■ **Challenge**:
Take each line containing the word "LGBTQ" and copy it.

>>>

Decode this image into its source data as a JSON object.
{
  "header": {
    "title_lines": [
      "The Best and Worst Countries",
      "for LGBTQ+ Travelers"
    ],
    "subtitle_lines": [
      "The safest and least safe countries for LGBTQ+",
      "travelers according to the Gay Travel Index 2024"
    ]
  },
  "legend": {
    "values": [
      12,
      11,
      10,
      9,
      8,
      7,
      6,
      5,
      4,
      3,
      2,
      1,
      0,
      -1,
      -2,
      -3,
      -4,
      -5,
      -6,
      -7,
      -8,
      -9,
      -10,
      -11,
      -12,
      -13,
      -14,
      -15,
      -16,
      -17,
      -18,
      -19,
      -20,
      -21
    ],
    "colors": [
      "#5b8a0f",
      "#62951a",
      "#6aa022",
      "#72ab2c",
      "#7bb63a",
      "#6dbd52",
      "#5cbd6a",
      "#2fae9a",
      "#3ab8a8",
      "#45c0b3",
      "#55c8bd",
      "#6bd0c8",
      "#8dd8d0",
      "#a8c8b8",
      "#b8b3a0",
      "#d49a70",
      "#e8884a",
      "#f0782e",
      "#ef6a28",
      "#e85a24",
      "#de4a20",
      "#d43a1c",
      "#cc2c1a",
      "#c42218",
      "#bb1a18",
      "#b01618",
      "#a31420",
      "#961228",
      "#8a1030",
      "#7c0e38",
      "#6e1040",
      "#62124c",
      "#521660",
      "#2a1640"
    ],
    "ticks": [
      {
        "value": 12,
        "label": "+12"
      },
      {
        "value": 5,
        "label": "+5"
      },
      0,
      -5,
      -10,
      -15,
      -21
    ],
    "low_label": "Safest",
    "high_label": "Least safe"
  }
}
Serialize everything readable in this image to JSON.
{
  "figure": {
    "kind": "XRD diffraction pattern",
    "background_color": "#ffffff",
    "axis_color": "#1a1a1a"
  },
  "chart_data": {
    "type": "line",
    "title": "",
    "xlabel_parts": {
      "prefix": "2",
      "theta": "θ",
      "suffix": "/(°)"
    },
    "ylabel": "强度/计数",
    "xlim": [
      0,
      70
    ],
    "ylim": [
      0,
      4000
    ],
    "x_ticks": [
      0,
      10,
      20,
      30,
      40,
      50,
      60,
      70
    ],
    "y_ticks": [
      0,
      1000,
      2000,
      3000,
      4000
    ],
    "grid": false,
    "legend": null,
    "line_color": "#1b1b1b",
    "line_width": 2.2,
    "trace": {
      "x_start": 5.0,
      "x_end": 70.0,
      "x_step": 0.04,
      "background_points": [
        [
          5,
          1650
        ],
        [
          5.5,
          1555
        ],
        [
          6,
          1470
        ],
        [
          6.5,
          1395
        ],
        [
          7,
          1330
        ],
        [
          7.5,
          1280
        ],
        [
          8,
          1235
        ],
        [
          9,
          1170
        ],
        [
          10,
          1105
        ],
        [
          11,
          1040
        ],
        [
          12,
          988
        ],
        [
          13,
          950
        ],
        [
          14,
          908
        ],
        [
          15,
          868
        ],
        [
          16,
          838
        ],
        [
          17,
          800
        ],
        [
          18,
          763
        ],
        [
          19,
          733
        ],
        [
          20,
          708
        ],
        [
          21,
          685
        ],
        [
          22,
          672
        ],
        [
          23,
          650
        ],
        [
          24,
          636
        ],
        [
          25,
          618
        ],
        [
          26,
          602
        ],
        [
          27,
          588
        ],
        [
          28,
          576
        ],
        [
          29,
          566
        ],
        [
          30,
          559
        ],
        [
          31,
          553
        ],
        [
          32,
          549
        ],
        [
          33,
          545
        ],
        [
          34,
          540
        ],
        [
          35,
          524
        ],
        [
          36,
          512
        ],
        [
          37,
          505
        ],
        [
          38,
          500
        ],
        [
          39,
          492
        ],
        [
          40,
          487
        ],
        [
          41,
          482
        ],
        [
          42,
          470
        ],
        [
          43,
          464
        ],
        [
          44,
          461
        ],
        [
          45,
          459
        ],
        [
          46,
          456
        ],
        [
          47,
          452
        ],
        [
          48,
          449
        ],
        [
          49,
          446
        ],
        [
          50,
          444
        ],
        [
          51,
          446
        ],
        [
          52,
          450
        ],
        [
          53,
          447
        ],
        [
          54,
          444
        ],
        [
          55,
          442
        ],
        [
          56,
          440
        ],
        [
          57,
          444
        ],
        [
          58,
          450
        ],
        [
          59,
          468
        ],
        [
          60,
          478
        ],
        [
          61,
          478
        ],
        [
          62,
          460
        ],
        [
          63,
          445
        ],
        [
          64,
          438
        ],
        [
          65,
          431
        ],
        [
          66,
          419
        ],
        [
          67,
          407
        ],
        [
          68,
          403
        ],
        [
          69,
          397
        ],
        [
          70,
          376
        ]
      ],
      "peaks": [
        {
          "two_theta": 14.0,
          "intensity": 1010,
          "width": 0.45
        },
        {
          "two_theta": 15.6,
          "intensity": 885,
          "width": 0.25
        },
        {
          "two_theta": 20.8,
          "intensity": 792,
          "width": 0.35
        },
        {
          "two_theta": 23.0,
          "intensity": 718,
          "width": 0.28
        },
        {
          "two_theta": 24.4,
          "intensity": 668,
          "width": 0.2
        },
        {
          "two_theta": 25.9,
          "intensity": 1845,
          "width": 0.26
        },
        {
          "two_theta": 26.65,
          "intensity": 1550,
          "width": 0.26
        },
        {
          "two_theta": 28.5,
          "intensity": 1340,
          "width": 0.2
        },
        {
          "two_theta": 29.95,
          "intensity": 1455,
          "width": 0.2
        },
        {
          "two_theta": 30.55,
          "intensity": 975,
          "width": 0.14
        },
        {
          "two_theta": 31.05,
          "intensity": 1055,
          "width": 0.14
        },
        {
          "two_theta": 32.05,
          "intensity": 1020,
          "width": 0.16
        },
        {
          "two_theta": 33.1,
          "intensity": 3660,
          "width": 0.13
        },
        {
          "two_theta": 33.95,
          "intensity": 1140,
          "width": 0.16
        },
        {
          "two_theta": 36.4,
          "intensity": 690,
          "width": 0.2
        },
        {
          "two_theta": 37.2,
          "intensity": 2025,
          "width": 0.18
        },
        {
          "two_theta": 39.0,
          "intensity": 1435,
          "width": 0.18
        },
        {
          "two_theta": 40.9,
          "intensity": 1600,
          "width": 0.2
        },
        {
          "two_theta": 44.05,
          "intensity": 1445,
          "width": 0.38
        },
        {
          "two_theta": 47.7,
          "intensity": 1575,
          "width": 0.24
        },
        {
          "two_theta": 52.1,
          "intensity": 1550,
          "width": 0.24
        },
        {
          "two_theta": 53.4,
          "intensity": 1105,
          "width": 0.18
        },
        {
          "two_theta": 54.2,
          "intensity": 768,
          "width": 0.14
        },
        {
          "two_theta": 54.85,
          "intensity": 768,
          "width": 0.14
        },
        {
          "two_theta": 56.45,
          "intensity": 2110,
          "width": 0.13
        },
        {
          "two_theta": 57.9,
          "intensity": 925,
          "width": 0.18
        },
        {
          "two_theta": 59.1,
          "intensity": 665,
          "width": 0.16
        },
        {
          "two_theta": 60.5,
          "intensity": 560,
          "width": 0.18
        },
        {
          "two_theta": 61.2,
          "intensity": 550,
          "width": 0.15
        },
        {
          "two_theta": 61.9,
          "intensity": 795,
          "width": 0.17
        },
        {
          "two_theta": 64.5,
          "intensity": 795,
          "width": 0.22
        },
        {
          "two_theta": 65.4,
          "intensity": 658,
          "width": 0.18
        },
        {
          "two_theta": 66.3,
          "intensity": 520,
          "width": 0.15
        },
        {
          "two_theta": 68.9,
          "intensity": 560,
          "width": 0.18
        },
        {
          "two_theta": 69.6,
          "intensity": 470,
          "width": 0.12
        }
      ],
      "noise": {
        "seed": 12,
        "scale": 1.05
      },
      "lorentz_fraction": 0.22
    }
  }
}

<<<

■ **Written answer**:
      "for LGBTQ+ Travelers"
      "The safest and least safe countries for LGBTQ+",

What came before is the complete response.